#### Task brief
Your task is to quote the material that follows, in full and exactly.

###

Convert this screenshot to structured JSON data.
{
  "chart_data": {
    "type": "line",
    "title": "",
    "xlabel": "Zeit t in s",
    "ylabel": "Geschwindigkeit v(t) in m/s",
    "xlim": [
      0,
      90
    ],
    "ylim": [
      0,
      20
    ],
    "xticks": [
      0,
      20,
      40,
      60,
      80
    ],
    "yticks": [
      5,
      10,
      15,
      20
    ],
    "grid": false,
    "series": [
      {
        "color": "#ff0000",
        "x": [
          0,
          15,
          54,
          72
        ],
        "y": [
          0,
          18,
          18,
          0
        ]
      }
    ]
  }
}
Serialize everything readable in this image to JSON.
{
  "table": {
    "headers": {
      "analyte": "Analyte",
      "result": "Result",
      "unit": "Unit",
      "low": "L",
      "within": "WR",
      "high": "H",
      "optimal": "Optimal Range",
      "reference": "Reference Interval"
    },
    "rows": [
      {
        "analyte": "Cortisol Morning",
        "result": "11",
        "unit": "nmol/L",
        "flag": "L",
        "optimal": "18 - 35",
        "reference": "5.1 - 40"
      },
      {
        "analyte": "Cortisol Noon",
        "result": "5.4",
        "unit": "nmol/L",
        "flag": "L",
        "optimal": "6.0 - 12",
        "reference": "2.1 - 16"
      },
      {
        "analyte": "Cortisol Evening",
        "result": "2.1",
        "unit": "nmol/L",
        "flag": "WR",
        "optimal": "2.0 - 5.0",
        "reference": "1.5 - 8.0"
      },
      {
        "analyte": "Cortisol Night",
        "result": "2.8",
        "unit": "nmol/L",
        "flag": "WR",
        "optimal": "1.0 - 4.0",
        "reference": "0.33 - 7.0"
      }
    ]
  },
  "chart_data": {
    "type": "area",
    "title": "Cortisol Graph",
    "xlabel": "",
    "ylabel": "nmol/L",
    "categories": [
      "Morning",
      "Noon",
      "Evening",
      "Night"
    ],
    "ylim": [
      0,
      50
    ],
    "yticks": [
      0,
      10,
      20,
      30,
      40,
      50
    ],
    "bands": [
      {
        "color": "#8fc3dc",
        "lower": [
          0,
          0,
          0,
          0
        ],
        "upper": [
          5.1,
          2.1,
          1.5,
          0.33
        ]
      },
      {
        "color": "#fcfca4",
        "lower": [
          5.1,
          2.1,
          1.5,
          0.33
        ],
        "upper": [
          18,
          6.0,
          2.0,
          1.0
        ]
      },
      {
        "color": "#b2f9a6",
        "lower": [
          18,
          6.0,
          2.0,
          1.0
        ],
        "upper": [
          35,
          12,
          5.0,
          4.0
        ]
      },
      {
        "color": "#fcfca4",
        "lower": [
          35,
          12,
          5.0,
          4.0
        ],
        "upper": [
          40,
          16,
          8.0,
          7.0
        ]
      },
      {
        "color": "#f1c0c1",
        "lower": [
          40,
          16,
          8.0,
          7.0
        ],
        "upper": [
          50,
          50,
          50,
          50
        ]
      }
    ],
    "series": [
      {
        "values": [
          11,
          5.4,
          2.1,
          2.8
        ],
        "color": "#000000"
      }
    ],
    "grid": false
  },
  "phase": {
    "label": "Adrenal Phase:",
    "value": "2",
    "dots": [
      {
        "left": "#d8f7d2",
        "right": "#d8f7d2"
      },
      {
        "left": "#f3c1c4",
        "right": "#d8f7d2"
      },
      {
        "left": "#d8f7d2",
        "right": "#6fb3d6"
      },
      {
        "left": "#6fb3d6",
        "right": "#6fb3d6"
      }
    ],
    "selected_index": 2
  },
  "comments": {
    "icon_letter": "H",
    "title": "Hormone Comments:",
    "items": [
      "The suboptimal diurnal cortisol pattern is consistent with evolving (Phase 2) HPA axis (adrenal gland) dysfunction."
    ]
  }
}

###

#### Finished exercise
Convert this screenshot to structured JSON data.
{
  "chart_data": {
    "type": "line",
    "title": "",
    "xlabel": "Zeit t in s",
    "ylabel": "Geschwindigkeit v(t) in m/s",
    "xlim": [
      0,
      90
    ],
    "ylim": [
      0,
      20
    ],
    "xticks": [
      0,
      20,
      40,
      60,
      80
    ],
    "yticks": [
      5,
      10,
      15,
      20
    ],
    "grid": false,
    "series": [
      {
        "color": "#ff0000",
        "x": [
          0,
          15,
          54,
          72
        ],
        "y": [
          0,
          18,
          18,
          0
        ]
      }
    ]
  }
}
Serialize everything readable in this image to JSON.
{
  "table": {
    "headers": {
      "analyte": "Analyte",
      "result": "Result",
      "unit": "Unit",
      "low": "L",
      "within": "WR",
      "high": "H",
      "optimal": "Optimal Range",
      "reference": "Reference Interval"
    },
    "rows": [
      {
        "analyte": "Cortisol Morning",
        "result": "11",
        "unit": "nmol/L",
        "flag": "L",
        "optimal": "18 - 35",
        "reference": "5.1 - 40"
      },
      {
        "analyte": "Cortisol Noon",
        "result": "5.4",
        "unit": "nmol/L",
        "flag": "L",
        "optimal": "6.0 - 12",
        "reference": "2.1 - 16"
      },
      {
        "analyte": "Cortisol Evening",
        "result": "2.1",
        "unit": "nmol/L",
        "flag": "WR",
        "optimal": "2.0 - 5.0",
        "reference": "1.5 - 8.0"
      },
      {
        "analyte": "Cortisol Night",
        "result": "2.8",
        "unit": "nmol/L",
        "flag": "WR",
        "optimal": "1.0 - 4.0",
        "reference": "0.33 - 7.0"
      }
    ]
  },
  "chart_data": {
    "type": "area",
    "title": "Cortisol Graph",
    "xlabel": "",
    "ylabel": "nmol/L",
    "categories": [
      "Morning",
      "Noon",
      "Evening",
      "Night"
    ],
    "ylim": [
      0,
      50
    ],
    "yticks": [
      0,
      10,
      20,
      30,
      40,
      50
    ],
    "bands": [
      {
        "color": "#8fc3dc",
        "lower": [
          0,
          0,
          0,
          0
        ],
        "upper": [
          5.1,
          2.1,
          1.5,
          0.33
        ]
      },
      {
        "color": "#fcfca4",
        "lower": [
          5.1,
          2.1,
          1.5,
          0.33
        ],
        "upper": [
          18,
          6.0,
          2.0,
          1.0
        ]
      },
      {
        "color": "#b2f9a6",
        "lower": [
          18,
          6.0,
          2.0,
          1.0
        ],
        "upper": [
          35,
          12,
          5.0,
          4.0
        ]
      },
      {
        "color": "#fcfca4",
        "lower": [
          35,
          12,
          5.0,
          4.0
        ],
        "upper": [
          40,
          16,
          8.0,
          7.0
        ]
      },
      {
        "color": "#f1c0c1",
        "lower": [
          40,
          16,
          8.0,
          7.0
        ],
        "upper": [
          50,
          50,
          50,
          50
        ]
      }
    ],
    "series": [
      {
        "values": [
          11,
          5.4,
          2.1,
          2.8
        ],
        "color": "#000000"
      }
    ],
    "grid": false
  },
  "phase": {
    "label": "Adrenal Phase:",
    "value": "2",
    "dots": [
      {
        "left": "#d8f7d2",
        "right": "#d8f7d2"
      },
      {
        "left": "#f3c1c4",
        "right": "#d8f7d2"
      },
      {
        "left": "#d8f7d2",
        "right": "#6fb3d6"
      },
      {
        "left": "#6fb3d6",
        "right": "#6fb3d6"
      }
    ],
    "selected_index": 2
  },
  "comments": {
    "icon_letter": "H",
    "title": "Hormone Comments:",
    "items": [
      "The suboptimal diurnal cortisol pattern is consistent with evolving (Phase 2) HPA axis (adrenal gland) dysfunction."
    ]
  }
}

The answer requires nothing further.